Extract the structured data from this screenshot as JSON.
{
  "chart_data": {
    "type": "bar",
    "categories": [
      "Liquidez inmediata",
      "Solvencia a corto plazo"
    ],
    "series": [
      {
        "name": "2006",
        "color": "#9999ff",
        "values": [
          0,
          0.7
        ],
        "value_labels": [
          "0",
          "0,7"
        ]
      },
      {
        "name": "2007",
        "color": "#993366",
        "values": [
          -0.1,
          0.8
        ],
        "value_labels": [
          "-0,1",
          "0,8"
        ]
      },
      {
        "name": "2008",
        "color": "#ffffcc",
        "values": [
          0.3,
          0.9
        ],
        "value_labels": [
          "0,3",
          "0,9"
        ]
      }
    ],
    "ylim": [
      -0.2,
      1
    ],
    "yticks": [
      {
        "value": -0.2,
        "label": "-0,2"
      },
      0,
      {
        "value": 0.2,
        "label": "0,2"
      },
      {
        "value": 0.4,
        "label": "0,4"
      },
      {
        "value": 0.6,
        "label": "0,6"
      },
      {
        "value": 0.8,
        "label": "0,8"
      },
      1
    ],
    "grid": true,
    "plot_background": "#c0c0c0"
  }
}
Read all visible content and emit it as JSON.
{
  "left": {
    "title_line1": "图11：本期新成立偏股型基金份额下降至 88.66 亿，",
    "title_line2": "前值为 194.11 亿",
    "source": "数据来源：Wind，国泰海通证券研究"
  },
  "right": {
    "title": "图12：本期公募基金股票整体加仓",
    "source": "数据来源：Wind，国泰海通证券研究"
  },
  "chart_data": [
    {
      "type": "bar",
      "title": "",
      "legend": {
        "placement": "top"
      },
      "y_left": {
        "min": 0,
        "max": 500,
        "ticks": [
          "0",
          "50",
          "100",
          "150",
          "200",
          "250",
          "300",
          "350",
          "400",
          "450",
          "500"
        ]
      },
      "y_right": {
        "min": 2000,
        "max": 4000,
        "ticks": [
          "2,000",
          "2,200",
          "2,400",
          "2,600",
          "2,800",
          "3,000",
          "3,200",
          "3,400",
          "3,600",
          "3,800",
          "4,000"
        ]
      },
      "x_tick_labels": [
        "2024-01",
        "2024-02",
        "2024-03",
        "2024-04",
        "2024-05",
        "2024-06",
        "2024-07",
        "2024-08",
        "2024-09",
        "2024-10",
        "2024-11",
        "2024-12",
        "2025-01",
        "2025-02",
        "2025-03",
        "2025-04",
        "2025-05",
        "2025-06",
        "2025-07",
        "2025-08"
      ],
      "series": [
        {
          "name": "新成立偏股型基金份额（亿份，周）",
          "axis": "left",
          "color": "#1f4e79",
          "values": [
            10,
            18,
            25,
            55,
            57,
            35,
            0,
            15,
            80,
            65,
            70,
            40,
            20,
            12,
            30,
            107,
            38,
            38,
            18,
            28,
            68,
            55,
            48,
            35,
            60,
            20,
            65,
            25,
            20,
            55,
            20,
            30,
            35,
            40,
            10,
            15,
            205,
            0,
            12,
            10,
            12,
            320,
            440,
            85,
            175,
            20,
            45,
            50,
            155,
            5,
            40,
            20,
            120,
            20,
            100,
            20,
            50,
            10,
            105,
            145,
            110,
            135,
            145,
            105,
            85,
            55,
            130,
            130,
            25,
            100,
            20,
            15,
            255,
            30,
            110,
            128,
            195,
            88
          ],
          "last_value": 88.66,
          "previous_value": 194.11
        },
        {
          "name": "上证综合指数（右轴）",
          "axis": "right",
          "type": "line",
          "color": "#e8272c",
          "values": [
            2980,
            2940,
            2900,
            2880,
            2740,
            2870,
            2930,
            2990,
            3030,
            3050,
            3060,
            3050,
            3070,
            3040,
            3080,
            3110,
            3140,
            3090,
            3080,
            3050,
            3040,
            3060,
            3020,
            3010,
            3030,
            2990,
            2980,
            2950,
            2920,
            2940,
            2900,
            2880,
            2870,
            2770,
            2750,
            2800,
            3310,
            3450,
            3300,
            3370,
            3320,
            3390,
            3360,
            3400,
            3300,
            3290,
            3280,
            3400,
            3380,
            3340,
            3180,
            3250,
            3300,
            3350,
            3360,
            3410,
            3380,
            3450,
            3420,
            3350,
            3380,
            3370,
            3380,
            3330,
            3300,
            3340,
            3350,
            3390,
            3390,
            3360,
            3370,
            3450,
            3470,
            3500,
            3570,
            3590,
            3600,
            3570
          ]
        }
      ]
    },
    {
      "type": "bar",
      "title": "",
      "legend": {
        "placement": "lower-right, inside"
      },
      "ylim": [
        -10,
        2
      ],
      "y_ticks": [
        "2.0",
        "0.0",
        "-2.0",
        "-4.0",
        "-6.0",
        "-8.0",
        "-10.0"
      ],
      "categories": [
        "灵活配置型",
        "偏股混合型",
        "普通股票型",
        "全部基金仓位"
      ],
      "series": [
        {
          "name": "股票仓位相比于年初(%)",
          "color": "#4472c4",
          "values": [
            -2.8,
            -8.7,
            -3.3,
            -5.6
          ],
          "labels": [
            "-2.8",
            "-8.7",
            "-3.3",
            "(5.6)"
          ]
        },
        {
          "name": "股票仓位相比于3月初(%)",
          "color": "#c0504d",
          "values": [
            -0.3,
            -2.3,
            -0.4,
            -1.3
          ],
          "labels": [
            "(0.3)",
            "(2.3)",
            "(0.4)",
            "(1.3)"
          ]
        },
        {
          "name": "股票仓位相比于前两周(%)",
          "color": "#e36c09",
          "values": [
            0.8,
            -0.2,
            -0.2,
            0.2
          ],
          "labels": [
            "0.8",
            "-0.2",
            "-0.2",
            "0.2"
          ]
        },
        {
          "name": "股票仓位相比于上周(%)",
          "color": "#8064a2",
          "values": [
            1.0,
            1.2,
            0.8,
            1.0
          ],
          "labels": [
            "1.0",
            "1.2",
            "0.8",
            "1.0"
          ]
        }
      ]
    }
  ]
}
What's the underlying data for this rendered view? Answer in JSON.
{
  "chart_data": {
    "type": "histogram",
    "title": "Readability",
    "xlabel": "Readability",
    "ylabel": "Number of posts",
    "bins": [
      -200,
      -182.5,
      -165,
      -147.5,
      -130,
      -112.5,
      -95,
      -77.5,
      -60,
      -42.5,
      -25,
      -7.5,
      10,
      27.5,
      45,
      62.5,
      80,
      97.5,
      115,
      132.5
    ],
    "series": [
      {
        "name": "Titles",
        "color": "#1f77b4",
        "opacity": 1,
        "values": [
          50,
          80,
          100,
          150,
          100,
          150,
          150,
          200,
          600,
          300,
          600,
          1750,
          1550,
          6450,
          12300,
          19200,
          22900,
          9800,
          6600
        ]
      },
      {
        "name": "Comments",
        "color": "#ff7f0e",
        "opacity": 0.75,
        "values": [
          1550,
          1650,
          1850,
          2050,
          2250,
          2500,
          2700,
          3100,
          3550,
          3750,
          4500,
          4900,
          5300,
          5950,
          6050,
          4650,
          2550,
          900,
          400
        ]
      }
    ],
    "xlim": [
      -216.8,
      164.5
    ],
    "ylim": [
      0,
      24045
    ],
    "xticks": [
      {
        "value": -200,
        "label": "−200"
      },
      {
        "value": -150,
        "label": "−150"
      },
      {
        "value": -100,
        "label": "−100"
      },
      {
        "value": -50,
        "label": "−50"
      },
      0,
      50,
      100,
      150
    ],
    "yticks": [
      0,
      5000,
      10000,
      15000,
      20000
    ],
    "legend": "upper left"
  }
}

* **Stated goal**: Each line of the listing above should be output exactly.

* **Response to the task**:
Extract the structured data from this screenshot as JSON.
{
  "chart_data": {
    "type": "bar",
    "categories": [
      "Liquidez inmediata",
      "Solvencia a corto plazo"
    ],
    "series": [
      {
        "name": "2006",
        "color": "#9999ff",
        "values": [
          0,
          0.7
        ],
        "value_labels": [
          "0",
          "0,7"
        ]
      },
      {
        "name": "2007",
        "color": "#993366",
        "values": [
          -0.1,
          0.8
        ],
        "value_labels": [
          "-0,1",
          "0,8"
        ]
      },
      {
        "name": "2008",
        "color": "#ffffcc",
        "values": [
          0.3,
          0.9
        ],
        "value_labels": [
          "0,3",
          "0,9"
        ]
      }
    ],
    "ylim": [
      -0.2,
      1
    ],
    "yticks": [
      {
        "value": -0.2,
        "label": "-0,2"
      },
      0,
      {
        "value": 0.2,
        "label": "0,2"
      },
      {
        "value": 0.4,
        "label": "0,4"
      },
      {
        "value": 0.6,
        "label": "0,6"
      },
      {
        "value": 0.8,
        "label": "0,8"
      },
      1
    ],
    "grid": true,
    "plot_background": "#c0c0c0"
  }
}
Read all visible content and emit it as JSON.
{
  "left": {
    "title_line1": "图11：本期新成立偏股型基金份额下降至 88.66 亿，",
    "title_line2": "前值为 194.11 亿",
    "source": "数据来源：Wind，国泰海通证券研究"
  },
  "right": {
    "title": "图12：本期公募基金股票整体加仓",
    "source": "数据来源：Wind，国泰海通证券研究"
  },
  "chart_data": [
    {
      "type": "bar",
      "title": "",
      "legend": {
        "placement": "top"
      },
      "y_left": {
        "min": 0,
        "max": 500,
        "ticks": [
          "0",
          "50",
          "100",
          "150",
          "200",
          "250",
          "300",
          "350",
          "400",
          "450",
          "500"
        ]
      },
      "y_right": {
        "min": 2000,
        "max": 4000,
        "ticks": [
          "2,000",
          "2,200",
          "2,400",
          "2,600",
          "2,800",
          "3,000",
          "3,200",
          "3,400",
          "3,600",
          "3,800",
          "4,000"
        ]
      },
      "x_tick_labels": [
        "2024-01",
        "2024-02",
        "2024-03",
        "2024-04",
        "2024-05",
        "2024-06",
        "2024-07",
        "2024-08",
        "2024-09",
        "2024-10",
        "2024-11",
        "2024-12",
        "2025-01",
        "2025-02",
        "2025-03",
        "2025-04",
        "2025-05",
        "2025-06",
        "2025-07",
        "2025-08"
      ],
      "series": [
        {
          "name": "新成立偏股型基金份额（亿份，周）",
          "axis": "left",
          "color": "#1f4e79",
          "values": [
            10,
            18,
            25,
            55,
            57,
            35,
            0,
            15,
            80,
            65,
            70,
            40,
            20,
            12,
            30,
            107,
            38,
            38,
            18,
            28,
            68,
            55,
            48,
            35,
            60,
            20,
            65,
            25,
            20,
            55,
            20,
            30,
            35,
            40,
            10,
            15,
            205,
            0,
            12,
            10,
            12,
            320,
            440,
            85,
            175,
            20,
            45,
            50,
            155,
            5,
            40,
            20,
            120,
            20,
            100,
            20,
            50,
            10,
            105,
            145,
            110,
            135,
            145,
            105,
            85,
            55,
            130,
            130,
            25,
            100,
            20,
            15,
            255,
            30,
            110,
            128,
            195,
            88
          ],
          "last_value": 88.66,
          "previous_value": 194.11
        },
        {
          "name": "上证综合指数（右轴）",
          "axis": "right",
          "type": "line",
          "color": "#e8272c",
          "values": [
            2980,
            2940,
            2900,
            2880,
            2740,
            2870,
            2930,
            2990,
            3030,
            3050,
            3060,
            3050,
            3070,
            3040,
            3080,
            3110,
            3140,
            3090,
            3080,
            3050,
            3040,
            3060,
            3020,
            3010,
            3030,
            2990,
            2980,
            2950,
            2920,
            2940,
            2900,
            2880,
            2870,
            2770,
            2750,
            2800,
            3310,
            3450,
            3300,
            3370,
            3320,
            3390,
            3360,
            3400,
            3300,
            3290,
            3280,
            3400,
            3380,
            3340,
            3180,
            3250,
            3300,
            3350,
            3360,
            3410,
            3380,
            3450,
            3420,
            3350,
            3380,
            3370,
            3380,
            3330,
            3300,
            3340,
            3350,
            3390,
            3390,
            3360,
            3370,
            3450,
            3470,
            3500,
            3570,
            3590,
            3600,
            3570
          ]
        }
      ]
    },
    {
      "type": "bar",
      "title": "",
      "legend": {
        "placement": "lower-right, inside"
      },
      "ylim": [
        -10,
        2
      ],
      "y_ticks": [
        "2.0",
        "0.0",
        "-2.0",
        "-4.0",
        "-6.0",
        "-8.0",
        "-10.0"
      ],
      "categories": [
        "灵活配置型",
        "偏股混合型",
        "普通股票型",
        "全部基金仓位"
      ],
      "series": [
        {
          "name": "股票仓位相比于年初(%)",
          "color": "#4472c4",
          "values": [
            -2.8,
            -8.7,
            -3.3,
            -5.6
          ],
          "labels": [
            "-2.8",
            "-8.7",
            "-3.3",
            "(5.6)"
          ]
        },
        {
          "name": "股票仓位相比于3月初(%)",
          "color": "#c0504d",
          "values": [
            -0.3,
            -2.3,
            -0.4,
            -1.3
          ],
          "labels": [
            "(0.3)",
            "(2.3)",
            "(0.4)",
            "(1.3)"
          ]
        },
        {
          "name": "股票仓位相比于前两周(%)",
          "color": "#e36c09",
          "values": [
            0.8,
            -0.2,
            -0.2,
            0.2
          ],
          "labels": [
            "0.8",
            "-0.2",
            "-0.2",
            "0.2"
          ]
        },
        {
          "name": "股票仓位相比于上周(%)",
          "color": "#8064a2",
          "values": [
            1.0,
            1.2,
            0.8,
            1.0
          ],
          "labels": [
            "1.0",
            "1.2",
            "0.8",
            "1.0"
          ]
        }
      ]
    }
  ]
}
What's the underlying data for this rendered view? Answer in JSON.
{
  "chart_data": {
    "type": "histogram",
    "title": "Readability",
    "xlabel": "Readability",
    "ylabel": "Number of posts",
    "bins": [
      -200,
      -182.5,
      -165,
      -147.5,
      -130,
      -112.5,
      -95,
      -77.5,
      -60,
      -42.5,
      -25,
      -7.5,
      10,
      27.5,
      45,
      62.5,
      80,
      97.5,
      115,
      132.5
    ],
    "series": [
      {
        "name": "Titles",
        "color": "#1f77b4",
        "opacity": 1,
        "values": [
          50,
          80,
          100,
          150,
          100,
          150,
          150,
          200,
          600,
          300,
          600,
          1750,
          1550,
          6450,
          12300,
          19200,
          22900,
          9800,
          6600
        ]
      },
      {
        "name": "Comments",
        "color": "#ff7f0e",
        "opacity": 0.75,
        "values": [
          1550,
          1650,
          1850,
          2050,
          2250,
          2500,
          2700,
          3100,
          3550,
          3750,
          4500,
          4900,
          5300,
          5950,
          6050,
          4650,
          2550,
          900,
          400
        ]
      }
    ],
    "xlim": [
      -216.8,
      164.5
    ],
    "ylim": [
      0,
      24045
    ],
    "xticks": [
      {
        "value": -200,
        "label": "−200"
      },
      {
        "value": -150,
        "label": "−150"
      },
      {
        "value": -100,
        "label": "−100"
      },
      {
        "value": -50,
        "label": "−50"
      },
      0,
      50,
      100,
      150
    ],
    "yticks": [
      0,
      5000,
      10000,
      15000,
      20000
    ],
    "legend": "upper left"
  }
}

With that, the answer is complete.